(Stored records)
____

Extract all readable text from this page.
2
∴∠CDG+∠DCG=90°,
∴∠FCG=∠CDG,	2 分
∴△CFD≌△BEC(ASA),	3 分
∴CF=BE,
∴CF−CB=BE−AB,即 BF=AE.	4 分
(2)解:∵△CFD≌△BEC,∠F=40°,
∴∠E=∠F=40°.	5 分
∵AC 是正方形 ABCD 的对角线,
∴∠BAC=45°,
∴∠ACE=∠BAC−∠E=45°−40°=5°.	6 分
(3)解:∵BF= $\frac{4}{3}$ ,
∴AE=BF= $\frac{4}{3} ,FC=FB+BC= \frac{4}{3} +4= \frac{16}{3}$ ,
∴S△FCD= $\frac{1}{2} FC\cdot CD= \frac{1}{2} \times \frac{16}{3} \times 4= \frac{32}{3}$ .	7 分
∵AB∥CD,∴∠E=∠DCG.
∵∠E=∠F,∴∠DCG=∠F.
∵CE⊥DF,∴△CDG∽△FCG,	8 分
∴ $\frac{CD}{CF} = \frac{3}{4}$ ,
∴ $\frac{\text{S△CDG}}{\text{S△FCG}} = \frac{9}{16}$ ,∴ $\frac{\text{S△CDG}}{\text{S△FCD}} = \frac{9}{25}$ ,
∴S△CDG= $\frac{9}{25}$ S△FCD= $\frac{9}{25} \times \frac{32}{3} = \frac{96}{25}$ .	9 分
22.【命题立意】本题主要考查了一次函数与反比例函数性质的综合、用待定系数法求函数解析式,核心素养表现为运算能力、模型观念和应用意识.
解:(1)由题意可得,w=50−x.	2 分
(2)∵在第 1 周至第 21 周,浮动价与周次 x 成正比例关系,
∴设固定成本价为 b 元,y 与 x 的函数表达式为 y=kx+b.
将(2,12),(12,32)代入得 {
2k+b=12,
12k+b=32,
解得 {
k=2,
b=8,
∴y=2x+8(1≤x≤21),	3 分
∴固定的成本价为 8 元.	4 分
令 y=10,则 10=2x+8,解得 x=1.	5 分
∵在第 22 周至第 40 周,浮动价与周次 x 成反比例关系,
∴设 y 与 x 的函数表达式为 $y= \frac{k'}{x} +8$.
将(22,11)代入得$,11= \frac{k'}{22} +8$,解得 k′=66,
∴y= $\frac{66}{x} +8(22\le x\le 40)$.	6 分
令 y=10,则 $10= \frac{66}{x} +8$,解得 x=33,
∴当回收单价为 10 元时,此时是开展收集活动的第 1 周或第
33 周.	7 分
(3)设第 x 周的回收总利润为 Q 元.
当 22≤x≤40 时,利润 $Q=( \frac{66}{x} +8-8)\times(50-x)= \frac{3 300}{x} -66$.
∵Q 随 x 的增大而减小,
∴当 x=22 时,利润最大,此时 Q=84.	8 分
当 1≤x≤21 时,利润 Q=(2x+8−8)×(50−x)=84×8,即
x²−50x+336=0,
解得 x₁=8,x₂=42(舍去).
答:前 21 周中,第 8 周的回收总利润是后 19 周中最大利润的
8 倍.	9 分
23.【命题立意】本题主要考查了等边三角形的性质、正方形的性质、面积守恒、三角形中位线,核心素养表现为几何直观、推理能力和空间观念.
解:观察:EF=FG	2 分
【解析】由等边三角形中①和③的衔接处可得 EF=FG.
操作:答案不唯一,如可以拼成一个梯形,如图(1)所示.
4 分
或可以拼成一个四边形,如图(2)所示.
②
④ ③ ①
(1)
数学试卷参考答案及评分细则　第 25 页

____

Return every line of the preceding records in which the word "的函数表达式为" appears.

§ **Full response**:
∴设固定成本价为 b 元,y 与 x 的函数表达式为 y=kx+b.
∴设 y 与 x 的函数表达式为 $y= \frac{k'}{x} +8$.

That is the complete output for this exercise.